• 本文
--------------------------------

パピヨン号座席 コンセントも付いてゐます。

 零時を過ぎて、車内は消灯されました。しかし、熟年のカップルが小さい声でボソボソと話し込んでゐます。これが実に耳障りで、五月蝿いのです。耐へかねた私は両者を注意したのですが、お酒を飲んでゐるせゐか、しばらく静かにしてゐましたがまた話し始めます。
 さすがに私も眠くなり、寝てしまひましたが、気分はよくありません。

 かつて、某都知事が、

 「文明がもたらしたもつとも悪しき有害なものはババア」

と述べましたが、この件についてはまさにさうでせう。

 翌朝。
 四時半に目を覚まし、車内でボーッとしてゐました。さすがに疲れてゐます。また、昨夜の五月蝿い二人は鼾をかいて寝てゐます。

 五時二十分頃、バスは美濃太田駅前に着きました。

美濃太田駅前

 外は寒く、まだぬばたまの闇の中です。

美濃太田駅

 長良川鉄道のホームに行けども、灯りもなければ人もゐない殺風景な感じです。

長良川鉄道の乗り場へ

 六時二十六分の始発列車が来るまでの間、しばらくホームで待ちました。

向かうの窓口は九時からの営業ださうです。

 空が徐々にあかねさすむらさき色へと変はり始めた頃、ホームに列車を待つ人も現れました。

しののめの美濃太田駅

長良川鉄道越美南線

 六時十分、美濃太田駅の始発列車が入線してきました。おくみの号で運用されたナガラ600形です。

ナガラ600形、来ました!素敵なデザインで眠気も醒めます!

 車内はロングシートで、お手洗ひは付いてゐません。

車内 ロングシートです。

 六時十六分、目の前を富山駅行きの列車が通過して行きました。

出発を待つ始発列車

 定刻になり、美濃太田駅を出発しました。車内は、私を含めて七名です。東の空は青く、皇国を照らす日の大御神がさし昇ります。

 しばらく列車は住宅地の中を走ります。最初の停車駅、縣主神社が目の前に鎮座する前平公園駅では、ホームの前の柿の木に秋の実りがなつてゐました。

 maxellの工場を横目にして加茂野駅に到着、ここで乗客が一人増えました。

 車窓には、色を変へた草木、尾花の穂がなびく姿が見え、民家もまばらになると富加駅です。とみか、と読みます。

富加駅

 ここで上り列車と交換しました。木造の素敵な駅舎です。わが国最古の戸籍の町だとか。

 関富岡駅あたりから、車窓に稲刈りを終へた田んぼが目立つやうになりました。関富岡駅で一人降りて行きました。

 関口駅で、数名の乗客がありました。うち三名は日本人ではありません。民家もにはかに増えてきました。岐阜関刃物会館を過ぎると、せきてらす前駅です。若者が一人乗つてきました。

--------------------------------

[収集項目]
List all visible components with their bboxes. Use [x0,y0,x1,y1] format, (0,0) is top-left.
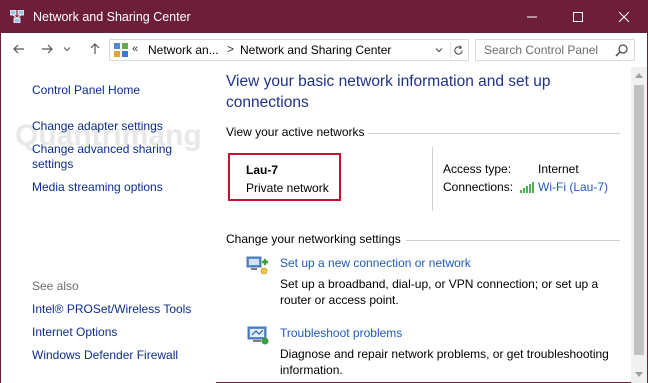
breadcrumb-network-sharing-center[interactable]: Network and Sharing Center [240,43,391,57]
refresh-button[interactable] [450,42,466,58]
address-bar[interactable]: « Network an... > Network and Sharing Ce… [109,39,469,61]
breadcrumb-separator[interactable]: > [227,42,234,56]
active-network-highlight: Lau-7 Private network [228,153,341,201]
refresh-icon [454,45,463,55]
access-type-value: Internet [538,162,579,176]
troubleshoot-problems-link[interactable]: Troubleshoot problems [280,326,402,340]
window-title: Network and Sharing Center [33,10,191,24]
vertical-scrollbar[interactable] [631,67,647,383]
active-networks-heading: View your active networks [226,125,365,139]
setup-new-connection-link[interactable]: Set up a new connection or network [280,256,471,270]
maximize-icon [573,12,583,22]
network-type-link[interactable]: Private network [246,181,329,195]
wifi-connection-link[interactable]: Wi-Fi (Lau-7) [538,180,608,194]
access-type-label: Access type: [443,162,512,176]
control-panel-home-link[interactable]: Control Panel Home [32,83,140,98]
search-box[interactable]: Search Control Panel [475,39,635,61]
change-advanced-sharing-settings-link[interactable]: Change advanced sharing settings [32,142,192,172]
maximize-button[interactable] [555,1,601,33]
section-divider [406,240,620,241]
wifi-signal-icon [520,182,534,193]
sidebar: Quantrimang Control Panel Home Change ad… [1,67,216,383]
chevron-down-icon [435,48,443,53]
minimize-button[interactable] [509,1,555,33]
scroll-down-button[interactable] [631,367,647,383]
forward-button[interactable] [39,41,55,57]
up-button[interactable] [87,41,103,57]
scroll-thumb[interactable] [634,85,644,355]
arrow-up-icon [635,73,643,78]
new-connection-icon [246,256,268,275]
recent-locations-button[interactable] [61,41,73,57]
title-bar[interactable]: Network and Sharing Center [1,1,647,33]
change-adapter-settings-link[interactable]: Change adapter settings [32,119,163,134]
search-input[interactable]: Search Control Panel [484,43,598,57]
search-icon[interactable] [615,43,629,57]
section-divider [368,133,620,134]
see-also-heading: See also [32,279,79,293]
navigation-bar: « Network an... > Network and Sharing Ce… [1,33,647,67]
minimize-icon [527,16,537,18]
scroll-up-button[interactable] [631,67,647,83]
arrow-right-icon [42,44,53,54]
windows-defender-firewall-link[interactable]: Windows Defender Firewall [32,348,178,363]
troubleshoot-problems-description: Diagnose and repair network problems, or… [280,347,609,377]
network-icon [10,10,24,23]
intel-proset-link[interactable]: Intel® PROSet/Wireless Tools [32,302,191,317]
chevron-down-icon [63,47,71,52]
address-history-button[interactable] [432,42,446,58]
main-content: View your basic network information and … [216,67,631,383]
address-overflow[interactable]: « [132,43,138,55]
media-streaming-options-link[interactable]: Media streaming options [32,180,163,195]
vertical-divider [432,147,433,211]
arrow-left-icon [13,44,24,54]
setup-new-connection-description: Set up a broadband, dial-up, or VPN conn… [280,277,599,307]
breadcrumb-network-and-internet[interactable]: Network an... [148,43,219,57]
arrow-up-icon [90,43,100,54]
page-title: View your basic network information and … [226,73,551,111]
network-sharing-center-window: Network and Sharing Center « Network an.… [0,0,648,383]
internet-options-link[interactable]: Internet Options [32,325,117,340]
close-button[interactable] [601,1,647,33]
arrow-down-icon [635,372,643,377]
back-button[interactable] [11,41,27,57]
close-icon [619,12,629,22]
connections-label: Connections: [443,180,514,194]
network-name: Lau-7 [246,163,279,177]
troubleshoot-icon [247,326,269,345]
change-settings-heading: Change your networking settings [226,232,401,246]
control-panel-icon [114,43,128,57]
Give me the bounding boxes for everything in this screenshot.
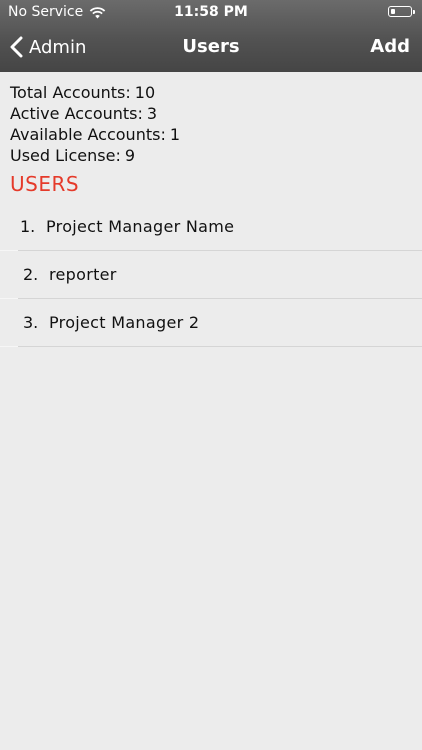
status-bar: No Service 11:58 PM xyxy=(0,0,422,24)
chevron-left-icon xyxy=(10,36,23,58)
back-button-label: Admin xyxy=(29,36,87,58)
users-section-title: USERS xyxy=(10,172,80,196)
user-name: reporter xyxy=(49,265,117,284)
account-stats: Total Accounts: 10 Active Accounts: 3 Avai… xyxy=(10,82,180,166)
back-button[interactable]: Admin xyxy=(10,36,86,58)
battery-level xyxy=(391,9,395,14)
user-list-item[interactable]: 2. reporter xyxy=(0,251,422,299)
stat-active-accounts: Active Accounts: 3 xyxy=(10,103,180,124)
user-list-item[interactable]: 1. Project Manager Name xyxy=(0,203,422,251)
stat-used-license: Used License: 9 xyxy=(10,145,180,166)
stat-label: Active Accounts: xyxy=(10,104,143,123)
stat-value: 10 xyxy=(134,83,156,102)
stat-value: 3 xyxy=(146,104,158,123)
stat-total-accounts: Total Accounts: 10 xyxy=(10,82,180,103)
user-name: Project Manager Name xyxy=(46,217,235,236)
user-number: 1. xyxy=(20,217,36,236)
stat-value: 9 xyxy=(124,146,136,165)
user-list: 1. Project Manager Name 2. reporter 3. P… xyxy=(0,203,422,347)
user-number: 2. xyxy=(23,265,39,284)
stat-value: 1 xyxy=(169,125,181,144)
battery-icon xyxy=(388,6,415,17)
stat-label: Total Accounts: xyxy=(10,83,131,102)
user-number: 3. xyxy=(23,313,39,332)
user-name: Project Manager 2 xyxy=(49,313,200,332)
add-user-button[interactable]: Add xyxy=(370,36,410,57)
top-bar: No Service 11:58 PM Admin Users Add xyxy=(0,0,422,72)
navigation-bar: Admin Users Add xyxy=(0,24,422,72)
stat-label: Available Accounts: xyxy=(10,125,166,144)
status-time: 11:58 PM xyxy=(174,4,248,20)
user-list-item[interactable]: 3. Project Manager 2 xyxy=(0,299,422,347)
stat-label: Used License: xyxy=(10,146,121,165)
stat-available-accounts: Available Accounts: 1 xyxy=(10,124,180,145)
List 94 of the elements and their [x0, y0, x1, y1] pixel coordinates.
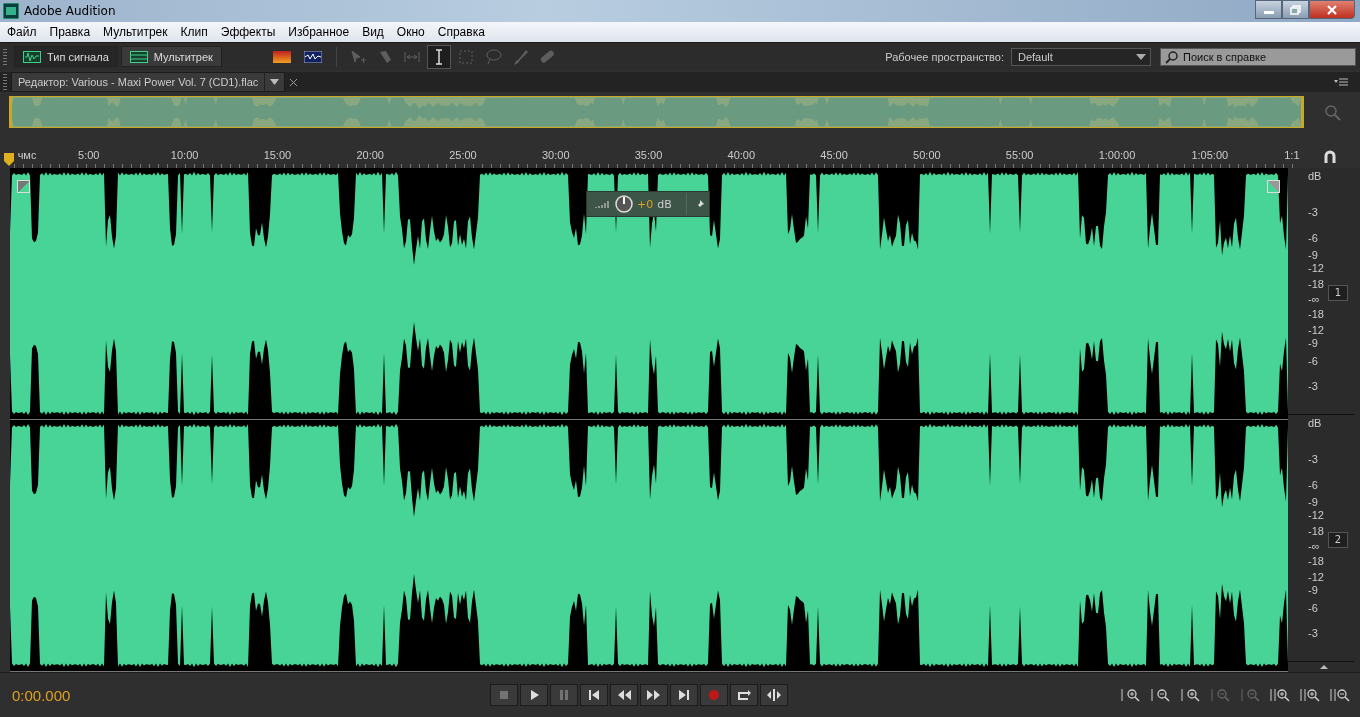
gain-value[interactable]: +0	[637, 197, 654, 211]
db-scale-label: -6	[1308, 602, 1318, 613]
fade-out-handle-icon[interactable]	[1267, 180, 1280, 193]
skip-button[interactable]	[760, 684, 788, 706]
editor-tab-title: Редактор: Various - Maxi Power Vol. 7 (CD1).flac	[17, 76, 260, 88]
editor-tab[interactable]: Редактор: Various - Maxi Power Vol. 7 (CD1).flac	[11, 72, 286, 92]
ruler-label: 25:00	[449, 149, 477, 161]
db-scale-label: -3	[1308, 627, 1318, 639]
zoom-button[interactable]	[1150, 687, 1170, 703]
db-scale-label: -12	[1308, 571, 1324, 583]
tracks-icon	[129, 50, 148, 63]
play-button[interactable]	[520, 684, 548, 706]
close-button[interactable]	[1309, 0, 1355, 19]
view-button[interactable]: Тип сигнала	[14, 46, 118, 67]
help-search-field[interactable]: Поиск в справке	[1160, 47, 1356, 66]
channel-number[interactable]: 2	[1328, 532, 1348, 548]
ruler-label: 15:00	[263, 149, 292, 161]
workspace-label: Рабочее пространство:	[885, 50, 1004, 63]
db-scale-label: -∞	[1308, 540, 1320, 552]
ruler-label: 35:00	[634, 149, 663, 161]
channel-number[interactable]: 1	[1328, 285, 1348, 301]
db-scale-label: -6	[1308, 479, 1318, 490]
view-button[interactable]: Мультитрек	[120, 46, 222, 67]
window-title: Adobe Audition	[24, 4, 116, 18]
db-scale-label: -9	[1308, 496, 1318, 508]
start-button[interactable]	[580, 684, 608, 706]
ruler-label: 5:00	[78, 149, 100, 161]
restore-button[interactable]	[1282, 0, 1309, 19]
gain-knob[interactable]	[615, 195, 633, 213]
restore-icon	[1289, 4, 1302, 15]
end-button[interactable]	[670, 684, 698, 706]
db-scale-label: -9	[1308, 337, 1318, 349]
search-icon	[1165, 50, 1178, 64]
db-scale-label: -∞	[1308, 293, 1320, 305]
db-scale-label: -12	[1308, 509, 1324, 521]
menu-item[interactable]: Справка	[431, 25, 492, 39]
menu-item[interactable]: Окно	[390, 25, 432, 39]
db-scale-label: -9	[1308, 584, 1318, 596]
ruler-label: 50:00	[913, 149, 941, 161]
menu-item[interactable]: Вид	[356, 25, 391, 39]
grip-icon[interactable]	[3, 48, 7, 65]
db-scale-label: -3	[1308, 380, 1318, 392]
ruler-label: 1:05:00	[1191, 149, 1229, 161]
db-scale-label: -18	[1308, 525, 1324, 536]
ruler-label: 30:00	[541, 149, 570, 161]
zoom-button[interactable]	[1270, 687, 1290, 703]
zoom-button[interactable]	[1180, 687, 1200, 703]
ruler-label: 1:00:00	[1098, 149, 1136, 161]
menu-item[interactable]: Клип	[174, 25, 215, 39]
app-logo-icon	[3, 3, 19, 19]
ruler-label: 1:1	[1284, 149, 1300, 161]
db-scale-label: -3	[1308, 206, 1318, 218]
forward-button[interactable]	[640, 684, 668, 706]
time-display: 0:00.000	[11, 686, 72, 704]
zoom-button[interactable]	[1330, 687, 1350, 703]
db-scale-label: -18	[1308, 278, 1324, 289]
tool-icon[interactable]	[426, 44, 451, 69]
minimize-icon	[1263, 11, 1274, 14]
db-scale-label: dB	[1308, 170, 1322, 182]
zoom-button[interactable]	[1120, 687, 1140, 703]
fade-in-handle-icon[interactable]	[17, 180, 30, 193]
level-bars-icon	[595, 199, 611, 209]
db-scale-label: -6	[1308, 355, 1318, 366]
db-scale-label: -12	[1308, 324, 1324, 336]
db-scale-label: -12	[1308, 262, 1324, 274]
ruler-label: 45:00	[820, 149, 848, 161]
close-icon	[1326, 4, 1338, 15]
db-scale-label: -9	[1308, 249, 1318, 261]
menu-item[interactable]: Эффекты	[214, 25, 283, 39]
db-scale-label: -6	[1308, 232, 1318, 243]
db-scale-label: -18	[1308, 309, 1324, 320]
playhead-marker-icon[interactable]	[4, 153, 14, 166]
loop-button[interactable]	[730, 684, 758, 706]
dropdown-caret-icon	[1136, 53, 1146, 60]
ruler-label: 40:00	[727, 149, 756, 161]
menu-item[interactable]: Файл	[1, 25, 44, 39]
zoom-button[interactable]	[1300, 687, 1320, 703]
db-scale-label: -3	[1308, 453, 1318, 465]
db-scale-label: dB	[1308, 417, 1322, 429]
ruler-label: 10:00	[170, 149, 199, 161]
ruler-label: чмс	[17, 149, 37, 161]
gain-unit: dB	[657, 197, 672, 211]
ruler-label: 20:00	[356, 149, 384, 161]
menu-item[interactable]: Мультитрек	[97, 25, 175, 39]
grip-icon[interactable]	[3, 74, 7, 90]
skip-icon	[765, 686, 783, 704]
workspace-dropdown[interactable]: Default	[1011, 47, 1151, 66]
waveform-icon	[23, 50, 41, 63]
minimize-button[interactable]	[1255, 0, 1282, 19]
db-scale-label: -18	[1308, 556, 1324, 567]
rewind-button[interactable]	[610, 684, 638, 706]
ruler-label: 55:00	[1005, 149, 1034, 161]
menu-item[interactable]: Правка	[43, 25, 98, 39]
menu-item[interactable]: Избранное	[282, 25, 357, 39]
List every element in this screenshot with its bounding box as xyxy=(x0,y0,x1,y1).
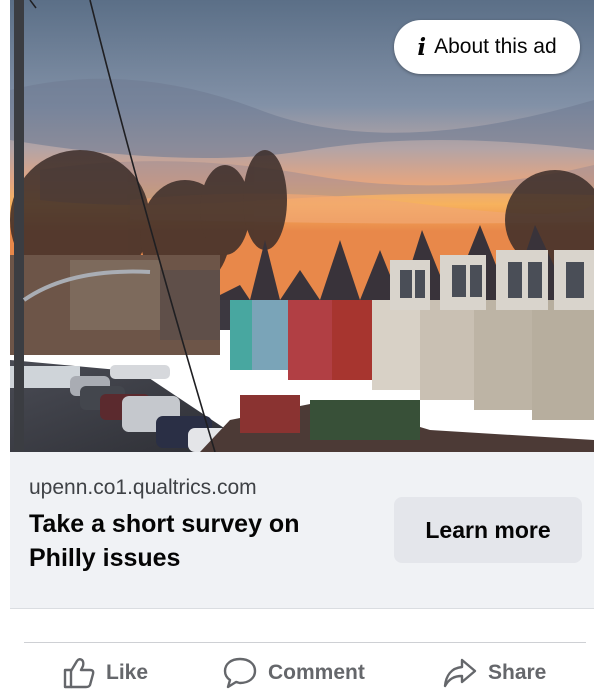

--------------------------------

• 課題の指示
本文について、次の問いに答えなさい。
(a) バスが美濃太田駅前に着いたのは何時頃か。
(b) 美濃太田駅を出発したとき、車内には筆者を含めて何名いたか。
(c) 富加駅は何と読むか。

• 解答
(a) 五時二十分頃
(b) 七名
(c) とみか